# Data provided start
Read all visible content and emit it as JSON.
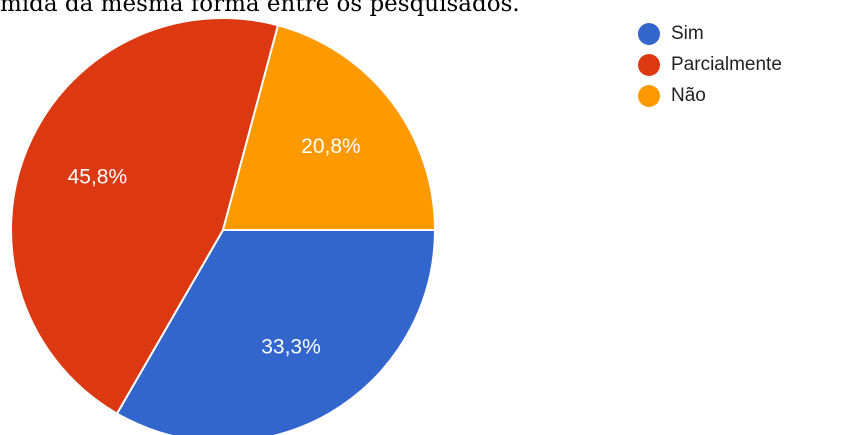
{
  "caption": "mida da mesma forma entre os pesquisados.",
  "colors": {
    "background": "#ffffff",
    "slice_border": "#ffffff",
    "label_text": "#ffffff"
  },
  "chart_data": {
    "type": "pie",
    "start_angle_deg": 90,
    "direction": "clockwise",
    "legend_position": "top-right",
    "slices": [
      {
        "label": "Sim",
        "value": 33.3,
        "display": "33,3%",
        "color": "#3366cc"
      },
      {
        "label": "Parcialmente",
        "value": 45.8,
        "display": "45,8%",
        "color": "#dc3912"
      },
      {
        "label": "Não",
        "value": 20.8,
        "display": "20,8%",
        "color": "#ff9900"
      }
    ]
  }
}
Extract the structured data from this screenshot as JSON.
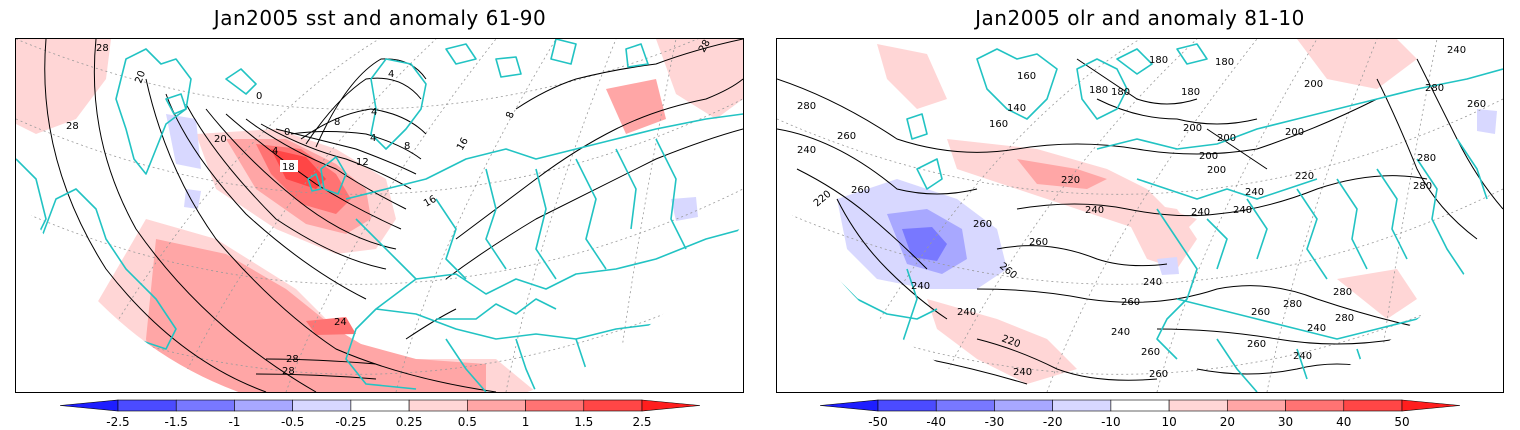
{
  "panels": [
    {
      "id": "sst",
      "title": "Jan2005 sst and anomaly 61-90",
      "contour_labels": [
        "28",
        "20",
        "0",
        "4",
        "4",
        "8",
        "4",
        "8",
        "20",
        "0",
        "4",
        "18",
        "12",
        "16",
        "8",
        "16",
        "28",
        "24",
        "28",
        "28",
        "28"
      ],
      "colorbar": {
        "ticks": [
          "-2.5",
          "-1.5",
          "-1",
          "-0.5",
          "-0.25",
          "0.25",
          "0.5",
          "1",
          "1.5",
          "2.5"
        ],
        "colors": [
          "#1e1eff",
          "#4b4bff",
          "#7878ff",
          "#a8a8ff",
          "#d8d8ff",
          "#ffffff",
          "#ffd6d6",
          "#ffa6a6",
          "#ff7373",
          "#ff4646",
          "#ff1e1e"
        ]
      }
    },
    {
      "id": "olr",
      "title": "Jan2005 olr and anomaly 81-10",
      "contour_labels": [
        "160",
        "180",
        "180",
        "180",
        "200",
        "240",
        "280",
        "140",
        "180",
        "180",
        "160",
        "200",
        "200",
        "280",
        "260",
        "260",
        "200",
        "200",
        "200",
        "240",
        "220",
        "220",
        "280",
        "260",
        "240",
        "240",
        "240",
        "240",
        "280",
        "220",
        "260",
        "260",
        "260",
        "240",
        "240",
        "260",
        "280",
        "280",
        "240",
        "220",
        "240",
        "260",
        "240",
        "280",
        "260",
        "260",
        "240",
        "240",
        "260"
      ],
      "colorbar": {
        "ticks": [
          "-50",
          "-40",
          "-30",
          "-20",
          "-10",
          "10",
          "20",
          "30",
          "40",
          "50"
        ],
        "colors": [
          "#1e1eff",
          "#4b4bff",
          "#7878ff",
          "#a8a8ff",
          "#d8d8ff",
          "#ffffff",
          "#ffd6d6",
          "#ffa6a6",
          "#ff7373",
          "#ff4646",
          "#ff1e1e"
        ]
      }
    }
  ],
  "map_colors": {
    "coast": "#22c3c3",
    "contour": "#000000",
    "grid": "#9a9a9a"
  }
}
# Data provided end
Exercise goal:
Every line of the records that includes the word "JSON" should be gathered.

Result of this exercise:
Read all visible content and emit it as JSON.
Extract the structured data from this screenshot as JSON.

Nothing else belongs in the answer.